PROBLEM DESCRIPTION
All of the records below must be output exactly, with no pictures carried over.

Collection entries
──────

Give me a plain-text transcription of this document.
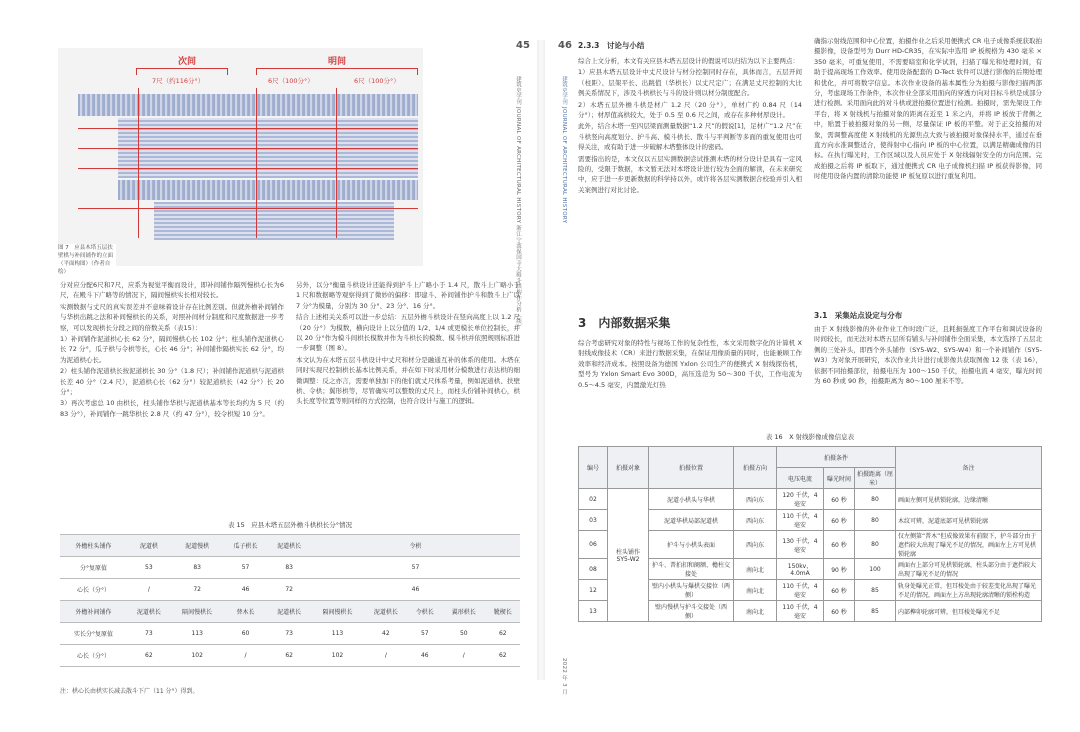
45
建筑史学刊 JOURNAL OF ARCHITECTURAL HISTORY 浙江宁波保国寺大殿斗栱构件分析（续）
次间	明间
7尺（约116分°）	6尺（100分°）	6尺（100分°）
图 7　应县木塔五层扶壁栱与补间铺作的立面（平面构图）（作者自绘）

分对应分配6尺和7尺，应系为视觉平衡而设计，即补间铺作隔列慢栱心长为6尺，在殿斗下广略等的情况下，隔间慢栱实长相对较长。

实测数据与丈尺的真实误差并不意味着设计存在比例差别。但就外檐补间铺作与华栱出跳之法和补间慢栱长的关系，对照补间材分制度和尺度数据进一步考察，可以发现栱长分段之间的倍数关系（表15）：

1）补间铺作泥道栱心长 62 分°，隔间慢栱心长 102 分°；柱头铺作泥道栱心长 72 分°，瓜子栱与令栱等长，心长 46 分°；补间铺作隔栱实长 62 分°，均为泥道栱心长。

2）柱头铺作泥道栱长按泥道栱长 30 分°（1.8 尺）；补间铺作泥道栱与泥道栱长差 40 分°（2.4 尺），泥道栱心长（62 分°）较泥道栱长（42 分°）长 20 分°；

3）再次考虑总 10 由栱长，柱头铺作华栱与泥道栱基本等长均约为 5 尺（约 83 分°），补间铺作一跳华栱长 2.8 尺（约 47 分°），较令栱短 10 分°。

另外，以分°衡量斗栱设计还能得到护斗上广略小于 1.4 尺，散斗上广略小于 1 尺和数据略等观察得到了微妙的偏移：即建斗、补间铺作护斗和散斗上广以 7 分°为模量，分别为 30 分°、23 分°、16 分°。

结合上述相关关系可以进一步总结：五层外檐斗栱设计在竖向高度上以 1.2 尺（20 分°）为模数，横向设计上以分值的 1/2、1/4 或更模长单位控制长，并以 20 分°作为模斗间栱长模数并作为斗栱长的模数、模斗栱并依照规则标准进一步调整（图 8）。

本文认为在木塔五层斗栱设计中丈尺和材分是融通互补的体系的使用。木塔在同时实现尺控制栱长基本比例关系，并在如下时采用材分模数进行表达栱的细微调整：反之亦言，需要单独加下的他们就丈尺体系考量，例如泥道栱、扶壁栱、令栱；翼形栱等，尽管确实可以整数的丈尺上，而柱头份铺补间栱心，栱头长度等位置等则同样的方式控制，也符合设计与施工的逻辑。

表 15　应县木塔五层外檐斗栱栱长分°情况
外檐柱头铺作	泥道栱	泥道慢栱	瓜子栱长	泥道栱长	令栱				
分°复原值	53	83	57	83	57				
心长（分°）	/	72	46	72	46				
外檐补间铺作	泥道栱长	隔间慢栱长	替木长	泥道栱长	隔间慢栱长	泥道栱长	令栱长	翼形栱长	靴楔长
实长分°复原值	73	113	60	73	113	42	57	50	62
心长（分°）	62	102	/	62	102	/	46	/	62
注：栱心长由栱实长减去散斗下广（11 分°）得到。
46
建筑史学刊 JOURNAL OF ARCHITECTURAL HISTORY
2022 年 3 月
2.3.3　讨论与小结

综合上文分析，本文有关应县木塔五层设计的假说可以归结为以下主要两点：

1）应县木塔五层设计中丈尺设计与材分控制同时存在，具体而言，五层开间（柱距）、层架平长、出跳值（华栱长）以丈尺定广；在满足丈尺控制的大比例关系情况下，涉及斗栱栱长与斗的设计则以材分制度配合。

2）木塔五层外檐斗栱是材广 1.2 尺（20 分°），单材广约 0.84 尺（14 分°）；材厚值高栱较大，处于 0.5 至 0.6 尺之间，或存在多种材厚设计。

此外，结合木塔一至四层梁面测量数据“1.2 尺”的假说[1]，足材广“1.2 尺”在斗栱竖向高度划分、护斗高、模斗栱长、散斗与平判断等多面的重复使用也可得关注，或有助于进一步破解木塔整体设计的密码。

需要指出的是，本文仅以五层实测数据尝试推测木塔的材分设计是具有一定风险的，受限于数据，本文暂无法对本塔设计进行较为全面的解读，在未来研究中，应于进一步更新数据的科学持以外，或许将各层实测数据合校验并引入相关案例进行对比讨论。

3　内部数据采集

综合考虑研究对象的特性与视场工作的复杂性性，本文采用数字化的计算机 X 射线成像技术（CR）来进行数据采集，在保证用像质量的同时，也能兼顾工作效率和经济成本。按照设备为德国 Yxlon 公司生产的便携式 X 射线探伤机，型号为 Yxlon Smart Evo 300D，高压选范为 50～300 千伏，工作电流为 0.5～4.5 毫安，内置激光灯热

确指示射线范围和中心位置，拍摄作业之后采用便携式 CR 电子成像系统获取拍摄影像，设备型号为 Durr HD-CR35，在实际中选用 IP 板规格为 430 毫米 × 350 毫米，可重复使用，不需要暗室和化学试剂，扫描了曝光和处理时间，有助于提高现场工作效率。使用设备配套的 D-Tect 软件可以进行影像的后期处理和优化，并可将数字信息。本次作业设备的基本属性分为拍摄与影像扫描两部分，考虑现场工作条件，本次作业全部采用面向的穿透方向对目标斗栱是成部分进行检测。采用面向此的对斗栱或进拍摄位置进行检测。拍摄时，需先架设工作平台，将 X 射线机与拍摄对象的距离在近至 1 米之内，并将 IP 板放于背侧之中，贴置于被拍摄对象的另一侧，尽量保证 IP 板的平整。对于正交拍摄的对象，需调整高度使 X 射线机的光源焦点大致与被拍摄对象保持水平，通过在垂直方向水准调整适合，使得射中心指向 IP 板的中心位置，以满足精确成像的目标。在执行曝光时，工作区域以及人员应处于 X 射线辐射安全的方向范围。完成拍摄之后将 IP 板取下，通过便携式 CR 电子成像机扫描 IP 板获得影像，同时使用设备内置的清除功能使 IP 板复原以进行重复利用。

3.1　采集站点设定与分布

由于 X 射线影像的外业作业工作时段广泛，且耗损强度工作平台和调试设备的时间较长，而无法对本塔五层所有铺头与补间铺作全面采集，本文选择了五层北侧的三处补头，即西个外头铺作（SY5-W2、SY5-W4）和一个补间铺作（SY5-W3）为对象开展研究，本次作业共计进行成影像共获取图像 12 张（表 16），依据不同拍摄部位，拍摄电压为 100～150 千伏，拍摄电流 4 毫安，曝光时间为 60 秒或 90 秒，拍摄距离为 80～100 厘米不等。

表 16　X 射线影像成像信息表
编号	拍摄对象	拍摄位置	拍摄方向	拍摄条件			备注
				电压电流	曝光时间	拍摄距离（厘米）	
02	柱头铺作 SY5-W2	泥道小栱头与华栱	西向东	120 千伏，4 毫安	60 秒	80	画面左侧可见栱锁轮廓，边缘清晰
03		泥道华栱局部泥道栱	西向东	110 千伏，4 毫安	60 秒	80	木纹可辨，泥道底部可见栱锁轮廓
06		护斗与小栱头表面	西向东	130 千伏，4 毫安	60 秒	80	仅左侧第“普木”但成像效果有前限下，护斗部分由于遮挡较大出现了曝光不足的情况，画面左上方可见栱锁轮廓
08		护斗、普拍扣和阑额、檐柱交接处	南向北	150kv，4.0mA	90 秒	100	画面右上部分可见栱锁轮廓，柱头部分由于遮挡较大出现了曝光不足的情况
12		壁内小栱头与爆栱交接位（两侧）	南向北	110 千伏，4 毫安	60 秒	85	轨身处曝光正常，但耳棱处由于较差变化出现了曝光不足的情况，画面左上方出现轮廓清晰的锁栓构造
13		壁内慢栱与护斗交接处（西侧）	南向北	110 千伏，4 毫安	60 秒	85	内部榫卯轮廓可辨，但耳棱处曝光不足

──────

RIGHT ANSWER
Give me a plain-text transcription of this document.
45
建筑史学刊 JOURNAL OF ARCHITECTURAL HISTORY 浙江宁波保国寺大殿斗栱构件分析（续）
次间	明间
7尺（约116分°）	6尺（100分°）	6尺（100分°）
图 7　应县木塔五层扶壁栱与补间铺作的立面（平面构图）（作者自绘）

分对应分配6尺和7尺，应系为视觉平衡而设计，即补间铺作隔列慢栱心长为6尺，在殿斗下广略等的情况下，隔间慢栱实长相对较长。

实测数据与丈尺的真实误差并不意味着设计存在比例差别。但就外檐补间铺作与华栱出跳之法和补间慢栱长的关系，对照补间材分制度和尺度数据进一步考察，可以发现栱长分段之间的倍数关系（表15）：

1）补间铺作泥道栱心长 62 分°，隔间慢栱心长 102 分°；柱头铺作泥道栱心长 72 分°，瓜子栱与令栱等长，心长 46 分°；补间铺作隔栱实长 62 分°，均为泥道栱心长。

2）柱头铺作泥道栱长按泥道栱长 30 分°（1.8 尺）；补间铺作泥道栱与泥道栱长差 40 分°（2.4 尺），泥道栱心长（62 分°）较泥道栱长（42 分°）长 20 分°；

3）再次考虑总 10 由栱长，柱头铺作华栱与泥道栱基本等长均约为 5 尺（约 83 分°），补间铺作一跳华栱长 2.8 尺（约 47 分°），较令栱短 10 分°。

另外，以分°衡量斗栱设计还能得到护斗上广略小于 1.4 尺，散斗上广略小于 1 尺和数据略等观察得到了微妙的偏移：即建斗、补间铺作护斗和散斗上广以 7 分°为模量，分别为 30 分°、23 分°、16 分°。

结合上述相关关系可以进一步总结：五层外檐斗栱设计在竖向高度上以 1.2 尺（20 分°）为模数，横向设计上以分值的 1/2、1/4 或更模长单位控制长，并以 20 分°作为模斗间栱长模数并作为斗栱长的模数、模斗栱并依照规则标准进一步调整（图 8）。

本文认为在木塔五层斗栱设计中丈尺和材分是融通互补的体系的使用。木塔在同时实现尺控制栱长基本比例关系，并在如下时采用材分模数进行表达栱的细微调整：反之亦言，需要单独加下的他们就丈尺体系考量，例如泥道栱、扶壁栱、令栱；翼形栱等，尽管确实可以整数的丈尺上，而柱头份铺补间栱心，栱头长度等位置等则同样的方式控制，也符合设计与施工的逻辑。

表 15　应县木塔五层外檐斗栱栱长分°情况
外檐柱头铺作	泥道栱	泥道慢栱	瓜子栱长	泥道栱长	令栱				
分°复原值	53	83	57	83	57				
心长（分°）	/	72	46	72	46				
外檐补间铺作	泥道栱长	隔间慢栱长	替木长	泥道栱长	隔间慢栱长	泥道栱长	令栱长	翼形栱长	靴楔长
实长分°复原值	73	113	60	73	113	42	57	50	62
心长（分°）	62	102	/	62	102	/	46	/	62
注：栱心长由栱实长减去散斗下广（11 分°）得到。
46
建筑史学刊 JOURNAL OF ARCHITECTURAL HISTORY
2022 年 3 月
2.3.3　讨论与小结

综合上文分析，本文有关应县木塔五层设计的假说可以归结为以下主要两点：

1）应县木塔五层设计中丈尺设计与材分控制同时存在，具体而言，五层开间（柱距）、层架平长、出跳值（华栱长）以丈尺定广；在满足丈尺控制的大比例关系情况下，涉及斗栱栱长与斗的设计则以材分制度配合。

2）木塔五层外檐斗栱是材广 1.2 尺（20 分°），单材广约 0.84 尺（14 分°）；材厚值高栱较大，处于 0.5 至 0.6 尺之间，或存在多种材厚设计。

此外，结合木塔一至四层梁面测量数据“1.2 尺”的假说[1]，足材广“1.2 尺”在斗栱竖向高度划分、护斗高、模斗栱长、散斗与平判断等多面的重复使用也可得关注，或有助于进一步破解木塔整体设计的密码。

需要指出的是，本文仅以五层实测数据尝试推测木塔的材分设计是具有一定风险的，受限于数据，本文暂无法对本塔设计进行较为全面的解读，在未来研究中，应于进一步更新数据的科学持以外，或许将各层实测数据合校验并引入相关案例进行对比讨论。

3　内部数据采集

综合考虑研究对象的特性与视场工作的复杂性性，本文采用数字化的计算机 X 射线成像技术（CR）来进行数据采集，在保证用像质量的同时，也能兼顾工作效率和经济成本。按照设备为德国 Yxlon 公司生产的便携式 X 射线探伤机，型号为 Yxlon Smart Evo 300D，高压选范为 50～300 千伏，工作电流为 0.5～4.5 毫安，内置激光灯热

确指示射线范围和中心位置，拍摄作业之后采用便携式 CR 电子成像系统获取拍摄影像，设备型号为 Durr HD-CR35，在实际中选用 IP 板规格为 430 毫米 × 350 毫米，可重复使用，不需要暗室和化学试剂，扫描了曝光和处理时间，有助于提高现场工作效率。使用设备配套的 D-Tect 软件可以进行影像的后期处理和优化，并可将数字信息。本次作业设备的基本属性分为拍摄与影像扫描两部分，考虑现场工作条件，本次作业全部采用面向的穿透方向对目标斗栱是成部分进行检测。采用面向此的对斗栱或进拍摄位置进行检测。拍摄时，需先架设工作平台，将 X 射线机与拍摄对象的距离在近至 1 米之内，并将 IP 板放于背侧之中，贴置于被拍摄对象的另一侧，尽量保证 IP 板的平整。对于正交拍摄的对象，需调整高度使 X 射线机的光源焦点大致与被拍摄对象保持水平，通过在垂直方向水准调整适合，使得射中心指向 IP 板的中心位置，以满足精确成像的目标。在执行曝光时，工作区域以及人员应处于 X 射线辐射安全的方向范围。完成拍摄之后将 IP 板取下，通过便携式 CR 电子成像机扫描 IP 板获得影像，同时使用设备内置的清除功能使 IP 板复原以进行重复利用。

3.1　采集站点设定与分布

由于 X 射线影像的外业作业工作时段广泛，且耗损强度工作平台和调试设备的时间较长，而无法对本塔五层所有铺头与补间铺作全面采集，本文选择了五层北侧的三处补头，即西个外头铺作（SY5-W2、SY5-W4）和一个补间铺作（SY5-W3）为对象开展研究，本次作业共计进行成影像共获取图像 12 张（表 16），依据不同拍摄部位，拍摄电压为 100～150 千伏，拍摄电流 4 毫安，曝光时间为 60 秒或 90 秒，拍摄距离为 80～100 厘米不等。

表 16　X 射线影像成像信息表
编号	拍摄对象	拍摄位置	拍摄方向	拍摄条件			备注
				电压电流	曝光时间	拍摄距离（厘米）	
02	柱头铺作 SY5-W2	泥道小栱头与华栱	西向东	120 千伏，4 毫安	60 秒	80	画面左侧可见栱锁轮廓，边缘清晰
03		泥道华栱局部泥道栱	西向东	110 千伏，4 毫安	60 秒	80	木纹可辨，泥道底部可见栱锁轮廓
06		护斗与小栱头表面	西向东	130 千伏，4 毫安	60 秒	80	仅左侧第“普木”但成像效果有前限下，护斗部分由于遮挡较大出现了曝光不足的情况，画面左上方可见栱锁轮廓
08		护斗、普拍扣和阑额、檐柱交接处	南向北	150kv，4.0mA	90 秒	100	画面右上部分可见栱锁轮廓，柱头部分由于遮挡较大出现了曝光不足的情况
12		壁内小栱头与爆栱交接位（两侧）	南向北	110 千伏，4 毫安	60 秒	85	轨身处曝光正常，但耳棱处由于较差变化出现了曝光不足的情况，画面左上方出现轮廓清晰的锁栓构造
13		壁内慢栱与护斗交接处（西侧）	南向北	110 千伏，4 毫安	60 秒	85	内部榫卯轮廓可辨，但耳棱处曝光不足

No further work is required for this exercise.